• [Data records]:
-- begin --
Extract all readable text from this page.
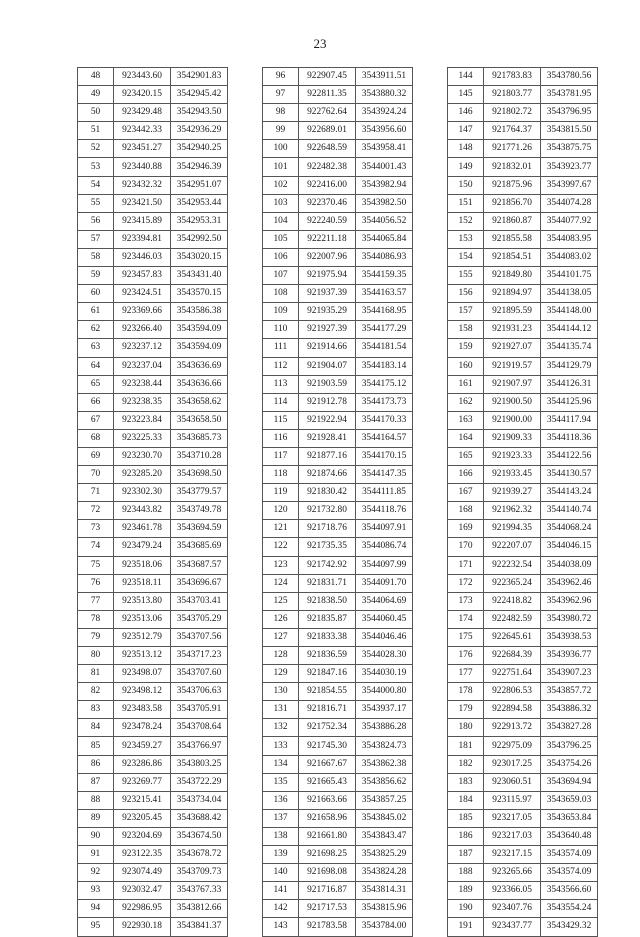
23
48	923443.60	3542901.83
49	923420.15	3542945.42
50	923429.48	3542943.50
51	923442.33	3542936.29
52	923451.27	3542940.25
53	923440.88	3542946.39
54	923432.32	3542951.07
55	923421.50	3542953.44
56	923415.89	3542953.31
57	923394.81	3542992.50
58	923446.03	3543020.15
59	923457.83	3543431.40
60	923424.51	3543570.15
61	923369.66	3543586.38
62	923266.40	3543594.09
63	923237.12	3543594.09
64	923237.04	3543636.69
65	923238.44	3543636.66
66	923238.35	3543658.62
67	923223.84	3543658.50
68	923225.33	3543685.73
69	923230.70	3543710.28
70	923285.20	3543698.50
71	923302.30	3543779.57
72	923443.82	3543749.78
73	923461.78	3543694.59
74	923479.24	3543685.69
75	923518.06	3543687.57
76	923518.11	3543696.67
77	923513.80	3543703.41
78	923513.06	3543705.29
79	923512.79	3543707.56
80	923513.12	3543717.23
81	923498.07	3543707.60
82	923498.12	3543706.63
83	923483.58	3543705.91
84	923478.24	3543708.64
85	923459.27	3543766.97
86	923286.86	3543803.25
87	923269.77	3543722.29
88	923215.41	3543734.04
89	923205.45	3543688.42
90	923204.69	3543674.50
91	923122.35	3543678.72
92	923074.49	3543709.73
93	923032.47	3543767.33
94	922986.95	3543812.66
95	922930.18	3543841.37
96	922907.45	3543911.51
97	922811.35	3543880.32
98	922762.64	3543924.24
99	922689.01	3543956.60
100	922648.59	3543958.41
101	922482.38	3544001.43
102	922416.00	3543982.94
103	922370.46	3543982.50
104	922240.59	3544056.52
105	922211.18	3544065.84
106	922007.96	3544086.93
107	921975.94	3544159.35
108	921937.39	3544163.57
109	921935.29	3544168.95
110	921927.39	3544177.29
111	921914.66	3544181.54
112	921904.07	3544183.14
113	921903.59	3544175.12
114	921912.78	3544173.73
115	921922.94	3544170.33
116	921928.41	3544164.57
117	921877.16	3544170.15
118	921874.66	3544147.35
119	921830.42	3544111.85
120	921732.80	3544118.76
121	921718.76	3544097.91
122	921735.35	3544086.74
123	921742.92	3544097.99
124	921831.71	3544091.70
125	921838.50	3544064.69
126	921835.87	3544060.45
127	921833.38	3544046.46
128	921836.59	3544028.30
129	921847.16	3544030.19
130	921854.55	3544000.80
131	921816.71	3543937.17
132	921752.34	3543886.28
133	921745.30	3543824.73
134	921667.67	3543862.38
135	921665.43	3543856.62
136	921663.66	3543857.25
137	921658.96	3543845.02
138	921661.80	3543843.47
139	921698.25	3543825.29
140	921698.08	3543824.28
141	921716.87	3543814.31
142	921717.53	3543815.96
143	921783.58	3543784.00
144	921783.83	3543780.56
145	921803.77	3543781.95
146	921802.72	3543796.95
147	921764.37	3543815.50
148	921771.26	3543875.75
149	921832.01	3543923.77
150	921875.96	3543997.67
151	921856.70	3544074.28
152	921860.87	3544077.92
153	921855.58	3544083.95
154	921854.51	3544083.02
155	921849.80	3544101.75
156	921894.97	3544138.05
157	921895.59	3544148.00
158	921931.23	3544144.12
159	921927.07	3544135.74
160	921919.57	3544129.79
161	921907.97	3544126.31
162	921900.50	3544125.96
163	921900.00	3544117.94
164	921909.33	3544118.36
165	921923.33	3544122.56
166	921933.45	3544130.57
167	921939.27	3544143.24
168	921962.32	3544140.74
169	921994.35	3544068.24
170	922207.07	3544046.15
171	922232.54	3544038.09
172	922365.24	3543962.46
173	922418.82	3543962.96
174	922482.59	3543980.72
175	922645.61	3543938.53
176	922684.39	3543936.77
177	922751.64	3543907.23
178	922806.53	3543857.72
179	922894.58	3543886.32
180	922913.72	3543827.28
181	922975.09	3543796.25
182	923017.25	3543754.26
183	923060.51	3543694.94
184	923115.97	3543659.03
185	923217.05	3543653.84
186	923217.03	3543640.48
187	923217.15	3543574.09
188	923265.66	3543574.09
189	923366.05	3543566.60
190	923407.76	3543554.24
191	923437.77	3543429.32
-- end --
• [Task description]: Transcribe each line above verbatim, with the pictures left out.

• [Complete answer]:
Extract all readable text from this page.
23
48	923443.60	3542901.83
49	923420.15	3542945.42
50	923429.48	3542943.50
51	923442.33	3542936.29
52	923451.27	3542940.25
53	923440.88	3542946.39
54	923432.32	3542951.07
55	923421.50	3542953.44
56	923415.89	3542953.31
57	923394.81	3542992.50
58	923446.03	3543020.15
59	923457.83	3543431.40
60	923424.51	3543570.15
61	923369.66	3543586.38
62	923266.40	3543594.09
63	923237.12	3543594.09
64	923237.04	3543636.69
65	923238.44	3543636.66
66	923238.35	3543658.62
67	923223.84	3543658.50
68	923225.33	3543685.73
69	923230.70	3543710.28
70	923285.20	3543698.50
71	923302.30	3543779.57
72	923443.82	3543749.78
73	923461.78	3543694.59
74	923479.24	3543685.69
75	923518.06	3543687.57
76	923518.11	3543696.67
77	923513.80	3543703.41
78	923513.06	3543705.29
79	923512.79	3543707.56
80	923513.12	3543717.23
81	923498.07	3543707.60
82	923498.12	3543706.63
83	923483.58	3543705.91
84	923478.24	3543708.64
85	923459.27	3543766.97
86	923286.86	3543803.25
87	923269.77	3543722.29
88	923215.41	3543734.04
89	923205.45	3543688.42
90	923204.69	3543674.50
91	923122.35	3543678.72
92	923074.49	3543709.73
93	923032.47	3543767.33
94	922986.95	3543812.66
95	922930.18	3543841.37
96	922907.45	3543911.51
97	922811.35	3543880.32
98	922762.64	3543924.24
99	922689.01	3543956.60
100	922648.59	3543958.41
101	922482.38	3544001.43
102	922416.00	3543982.94
103	922370.46	3543982.50
104	922240.59	3544056.52
105	922211.18	3544065.84
106	922007.96	3544086.93
107	921975.94	3544159.35
108	921937.39	3544163.57
109	921935.29	3544168.95
110	921927.39	3544177.29
111	921914.66	3544181.54
112	921904.07	3544183.14
113	921903.59	3544175.12
114	921912.78	3544173.73
115	921922.94	3544170.33
116	921928.41	3544164.57
117	921877.16	3544170.15
118	921874.66	3544147.35
119	921830.42	3544111.85
120	921732.80	3544118.76
121	921718.76	3544097.91
122	921735.35	3544086.74
123	921742.92	3544097.99
124	921831.71	3544091.70
125	921838.50	3544064.69
126	921835.87	3544060.45
127	921833.38	3544046.46
128	921836.59	3544028.30
129	921847.16	3544030.19
130	921854.55	3544000.80
131	921816.71	3543937.17
132	921752.34	3543886.28
133	921745.30	3543824.73
134	921667.67	3543862.38
135	921665.43	3543856.62
136	921663.66	3543857.25
137	921658.96	3543845.02
138	921661.80	3543843.47
139	921698.25	3543825.29
140	921698.08	3543824.28
141	921716.87	3543814.31
142	921717.53	3543815.96
143	921783.58	3543784.00
144	921783.83	3543780.56
145	921803.77	3543781.95
146	921802.72	3543796.95
147	921764.37	3543815.50
148	921771.26	3543875.75
149	921832.01	3543923.77
150	921875.96	3543997.67
151	921856.70	3544074.28
152	921860.87	3544077.92
153	921855.58	3544083.95
154	921854.51	3544083.02
155	921849.80	3544101.75
156	921894.97	3544138.05
157	921895.59	3544148.00
158	921931.23	3544144.12
159	921927.07	3544135.74
160	921919.57	3544129.79
161	921907.97	3544126.31
162	921900.50	3544125.96
163	921900.00	3544117.94
164	921909.33	3544118.36
165	921923.33	3544122.56
166	921933.45	3544130.57
167	921939.27	3544143.24
168	921962.32	3544140.74
169	921994.35	3544068.24
170	922207.07	3544046.15
171	922232.54	3544038.09
172	922365.24	3543962.46
173	922418.82	3543962.96
174	922482.59	3543980.72
175	922645.61	3543938.53
176	922684.39	3543936.77
177	922751.64	3543907.23
178	922806.53	3543857.72
179	922894.58	3543886.32
180	922913.72	3543827.28
181	922975.09	3543796.25
182	923017.25	3543754.26
183	923060.51	3543694.94
184	923115.97	3543659.03
185	923217.05	3543653.84
186	923217.03	3543640.48
187	923217.15	3543574.09
188	923265.66	3543574.09
189	923366.05	3543566.60
190	923407.76	3543554.24
191	923437.77	3543429.32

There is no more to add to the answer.